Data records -
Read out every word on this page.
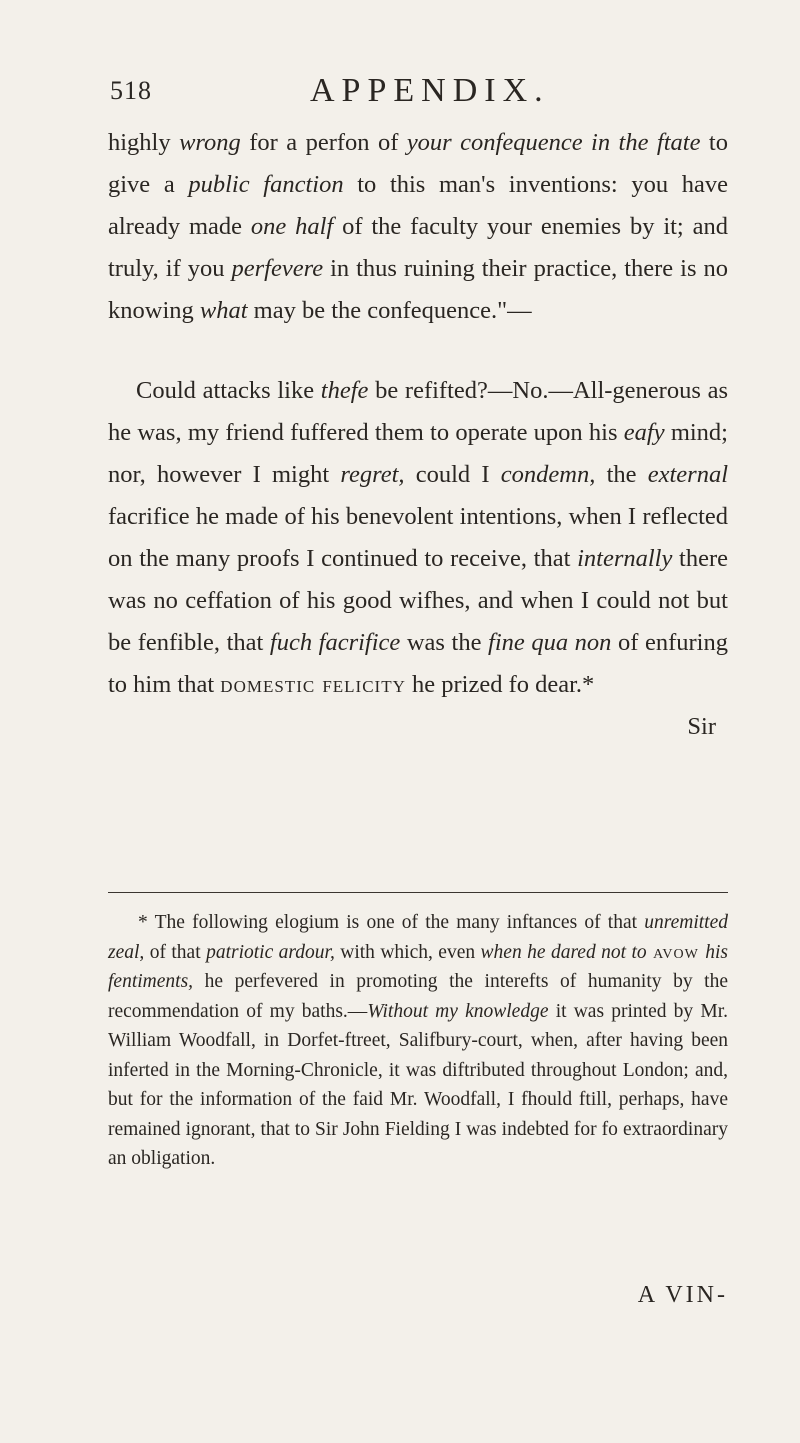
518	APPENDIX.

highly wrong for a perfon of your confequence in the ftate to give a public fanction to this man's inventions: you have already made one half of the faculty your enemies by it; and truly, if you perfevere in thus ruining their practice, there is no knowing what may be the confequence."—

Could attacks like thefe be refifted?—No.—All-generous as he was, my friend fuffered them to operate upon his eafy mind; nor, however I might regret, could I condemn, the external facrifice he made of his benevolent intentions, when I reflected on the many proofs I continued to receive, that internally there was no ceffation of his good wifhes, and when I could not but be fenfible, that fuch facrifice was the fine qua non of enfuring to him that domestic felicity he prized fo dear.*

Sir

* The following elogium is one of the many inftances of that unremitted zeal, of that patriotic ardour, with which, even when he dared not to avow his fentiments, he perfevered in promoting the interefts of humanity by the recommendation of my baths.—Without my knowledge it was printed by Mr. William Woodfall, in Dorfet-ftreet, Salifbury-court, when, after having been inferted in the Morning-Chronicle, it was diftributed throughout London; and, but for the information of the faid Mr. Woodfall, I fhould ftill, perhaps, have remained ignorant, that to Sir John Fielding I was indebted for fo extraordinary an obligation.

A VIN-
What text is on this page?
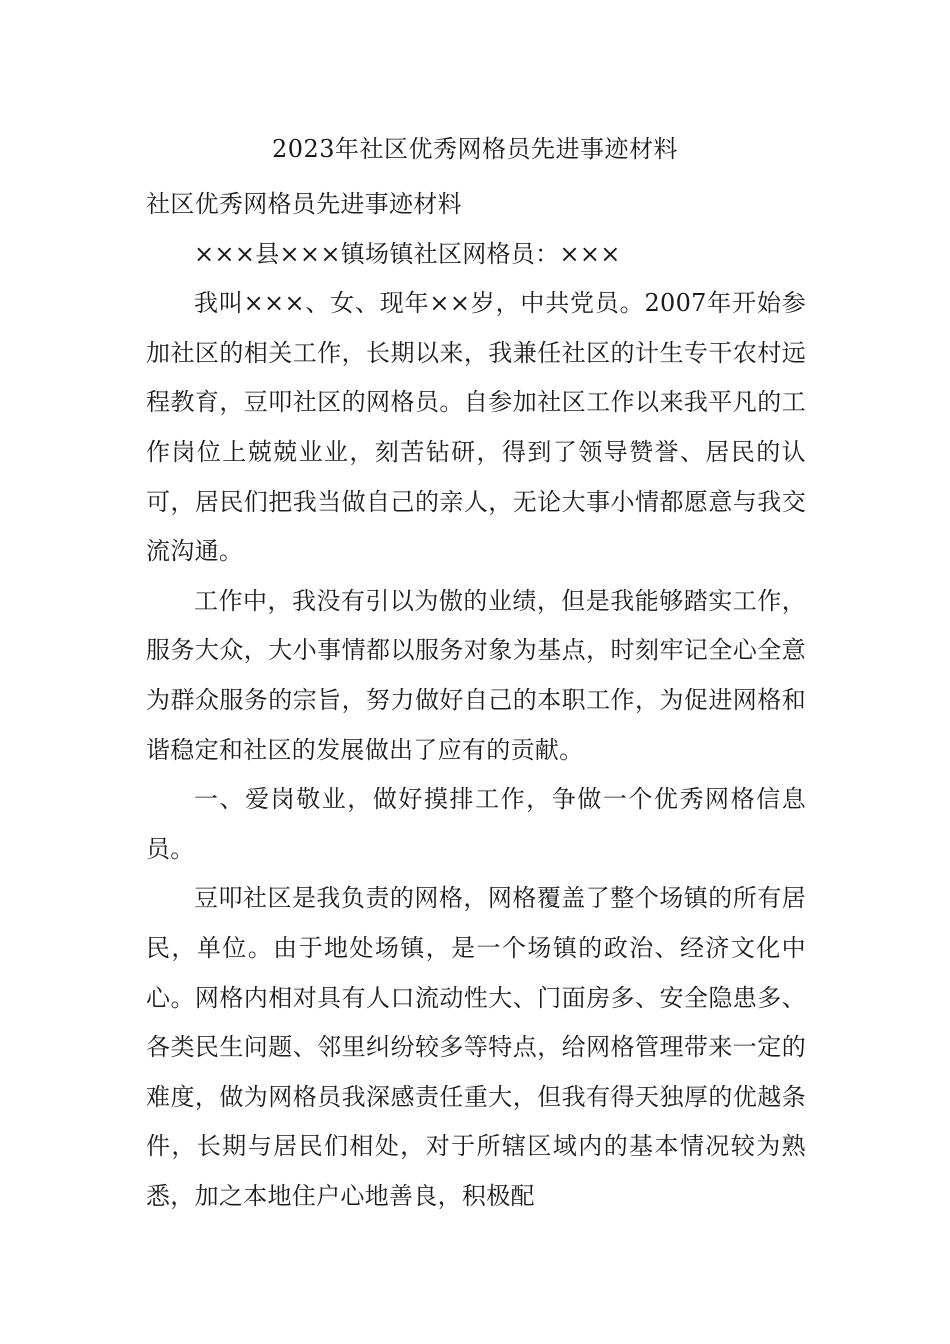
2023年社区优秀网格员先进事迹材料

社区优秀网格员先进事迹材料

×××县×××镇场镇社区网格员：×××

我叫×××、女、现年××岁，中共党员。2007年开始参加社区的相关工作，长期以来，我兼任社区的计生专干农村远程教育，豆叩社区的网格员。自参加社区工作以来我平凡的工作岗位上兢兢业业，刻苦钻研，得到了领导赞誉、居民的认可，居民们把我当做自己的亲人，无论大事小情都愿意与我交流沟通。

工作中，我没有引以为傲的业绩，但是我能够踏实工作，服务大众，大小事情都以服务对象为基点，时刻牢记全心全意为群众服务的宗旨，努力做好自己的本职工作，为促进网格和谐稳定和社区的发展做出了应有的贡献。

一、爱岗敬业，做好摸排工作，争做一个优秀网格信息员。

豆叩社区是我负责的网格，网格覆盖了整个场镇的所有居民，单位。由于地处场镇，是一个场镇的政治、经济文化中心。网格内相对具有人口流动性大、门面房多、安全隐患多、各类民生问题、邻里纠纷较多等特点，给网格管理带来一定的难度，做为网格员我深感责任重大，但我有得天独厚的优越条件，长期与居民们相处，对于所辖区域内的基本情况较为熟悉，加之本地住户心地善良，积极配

* * *

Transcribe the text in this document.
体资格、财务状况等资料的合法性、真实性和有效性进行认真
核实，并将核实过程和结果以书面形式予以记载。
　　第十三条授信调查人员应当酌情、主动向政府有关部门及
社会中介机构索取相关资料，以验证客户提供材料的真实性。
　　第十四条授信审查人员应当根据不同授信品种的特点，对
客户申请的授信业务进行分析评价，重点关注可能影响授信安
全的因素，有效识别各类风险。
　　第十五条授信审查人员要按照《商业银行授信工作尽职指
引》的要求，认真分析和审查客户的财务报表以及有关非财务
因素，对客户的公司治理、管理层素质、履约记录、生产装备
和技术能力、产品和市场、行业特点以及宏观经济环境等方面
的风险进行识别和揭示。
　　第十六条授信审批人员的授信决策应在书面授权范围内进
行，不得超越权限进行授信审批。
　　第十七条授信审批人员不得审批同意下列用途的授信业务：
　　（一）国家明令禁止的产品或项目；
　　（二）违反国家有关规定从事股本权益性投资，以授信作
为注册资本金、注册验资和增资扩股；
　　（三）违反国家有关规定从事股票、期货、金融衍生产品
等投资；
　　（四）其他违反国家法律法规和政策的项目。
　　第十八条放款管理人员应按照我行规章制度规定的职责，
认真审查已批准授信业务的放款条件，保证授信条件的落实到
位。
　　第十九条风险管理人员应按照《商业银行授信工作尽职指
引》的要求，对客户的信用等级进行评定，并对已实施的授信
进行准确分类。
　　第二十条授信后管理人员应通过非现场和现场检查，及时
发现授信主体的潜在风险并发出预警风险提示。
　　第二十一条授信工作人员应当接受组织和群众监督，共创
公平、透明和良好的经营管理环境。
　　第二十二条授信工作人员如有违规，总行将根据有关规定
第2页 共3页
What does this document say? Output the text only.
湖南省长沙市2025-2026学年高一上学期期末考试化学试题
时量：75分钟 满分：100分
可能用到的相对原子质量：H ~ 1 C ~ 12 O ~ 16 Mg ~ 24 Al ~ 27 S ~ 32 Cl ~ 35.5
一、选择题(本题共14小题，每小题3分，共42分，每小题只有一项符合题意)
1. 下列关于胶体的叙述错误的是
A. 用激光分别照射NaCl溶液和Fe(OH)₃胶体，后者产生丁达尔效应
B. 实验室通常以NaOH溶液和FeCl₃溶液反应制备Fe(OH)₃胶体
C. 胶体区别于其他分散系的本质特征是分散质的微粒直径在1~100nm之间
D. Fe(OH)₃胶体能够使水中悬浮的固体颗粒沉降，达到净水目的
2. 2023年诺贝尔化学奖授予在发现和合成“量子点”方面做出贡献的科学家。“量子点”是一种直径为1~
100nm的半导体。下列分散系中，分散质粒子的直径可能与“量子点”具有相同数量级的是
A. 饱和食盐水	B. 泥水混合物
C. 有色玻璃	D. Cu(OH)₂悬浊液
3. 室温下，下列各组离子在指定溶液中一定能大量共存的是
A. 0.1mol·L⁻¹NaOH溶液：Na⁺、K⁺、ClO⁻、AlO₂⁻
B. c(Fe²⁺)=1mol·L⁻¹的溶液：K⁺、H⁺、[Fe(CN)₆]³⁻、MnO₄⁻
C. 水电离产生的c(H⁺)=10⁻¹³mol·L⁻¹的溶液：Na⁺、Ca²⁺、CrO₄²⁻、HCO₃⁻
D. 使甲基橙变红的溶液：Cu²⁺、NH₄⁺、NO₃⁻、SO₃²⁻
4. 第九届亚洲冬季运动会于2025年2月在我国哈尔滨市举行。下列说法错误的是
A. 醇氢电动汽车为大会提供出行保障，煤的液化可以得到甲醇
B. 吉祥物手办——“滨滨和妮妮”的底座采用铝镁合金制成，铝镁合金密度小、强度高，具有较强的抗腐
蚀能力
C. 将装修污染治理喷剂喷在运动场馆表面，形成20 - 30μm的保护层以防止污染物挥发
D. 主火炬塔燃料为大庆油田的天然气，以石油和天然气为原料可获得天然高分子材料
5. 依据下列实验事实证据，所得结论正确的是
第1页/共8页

Set problem - Please list every line of the records that contains "商业银行授信工作尽职指".

Exercise answer -
　　第十五条授信审查人员要按照《商业银行授信工作尽职指
　　第十九条风险管理人员应按照《商业银行授信工作尽职指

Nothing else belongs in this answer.